WHAT YOU WILL DO – Find the word "circle" in the data. Return every line where it appears.

RECORDS SUPPLIED –
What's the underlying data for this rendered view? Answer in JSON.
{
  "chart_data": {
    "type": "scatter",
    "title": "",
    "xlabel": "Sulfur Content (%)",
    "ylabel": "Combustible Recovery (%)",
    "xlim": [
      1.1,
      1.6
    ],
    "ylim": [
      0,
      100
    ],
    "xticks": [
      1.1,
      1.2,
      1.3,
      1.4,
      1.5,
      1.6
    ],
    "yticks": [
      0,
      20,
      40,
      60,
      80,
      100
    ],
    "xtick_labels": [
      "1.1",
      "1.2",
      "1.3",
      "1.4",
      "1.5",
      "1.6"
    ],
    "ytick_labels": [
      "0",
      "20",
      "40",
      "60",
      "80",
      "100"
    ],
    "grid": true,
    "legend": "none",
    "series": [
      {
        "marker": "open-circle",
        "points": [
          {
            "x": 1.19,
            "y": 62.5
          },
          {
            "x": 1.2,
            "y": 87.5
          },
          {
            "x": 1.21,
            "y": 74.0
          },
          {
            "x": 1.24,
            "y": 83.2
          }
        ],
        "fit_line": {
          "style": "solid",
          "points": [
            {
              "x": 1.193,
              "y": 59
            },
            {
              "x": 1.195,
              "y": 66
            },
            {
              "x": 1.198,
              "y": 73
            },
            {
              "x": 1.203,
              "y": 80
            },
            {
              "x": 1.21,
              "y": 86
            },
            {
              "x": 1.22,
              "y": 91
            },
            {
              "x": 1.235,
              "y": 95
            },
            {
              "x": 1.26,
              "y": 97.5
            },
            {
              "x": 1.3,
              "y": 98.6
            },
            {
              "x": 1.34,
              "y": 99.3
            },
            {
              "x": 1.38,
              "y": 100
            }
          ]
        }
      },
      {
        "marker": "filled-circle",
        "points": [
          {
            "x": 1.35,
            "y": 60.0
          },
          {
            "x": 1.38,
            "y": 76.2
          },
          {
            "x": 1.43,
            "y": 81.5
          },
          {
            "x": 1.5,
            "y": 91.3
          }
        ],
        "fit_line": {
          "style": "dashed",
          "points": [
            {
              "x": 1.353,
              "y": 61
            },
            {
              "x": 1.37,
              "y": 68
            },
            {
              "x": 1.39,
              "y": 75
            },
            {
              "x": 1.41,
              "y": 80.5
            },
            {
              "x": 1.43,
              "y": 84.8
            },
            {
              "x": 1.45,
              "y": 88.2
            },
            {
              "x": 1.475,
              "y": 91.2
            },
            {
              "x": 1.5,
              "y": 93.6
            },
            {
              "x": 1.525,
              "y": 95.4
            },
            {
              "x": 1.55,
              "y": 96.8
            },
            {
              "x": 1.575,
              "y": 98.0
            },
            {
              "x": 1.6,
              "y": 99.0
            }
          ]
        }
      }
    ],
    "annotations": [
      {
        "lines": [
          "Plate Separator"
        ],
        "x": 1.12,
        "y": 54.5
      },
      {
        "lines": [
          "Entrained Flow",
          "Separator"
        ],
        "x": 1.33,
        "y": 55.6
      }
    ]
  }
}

TASK ANSWER –
        "marker": "open-circle",
        "marker": "filled-circle",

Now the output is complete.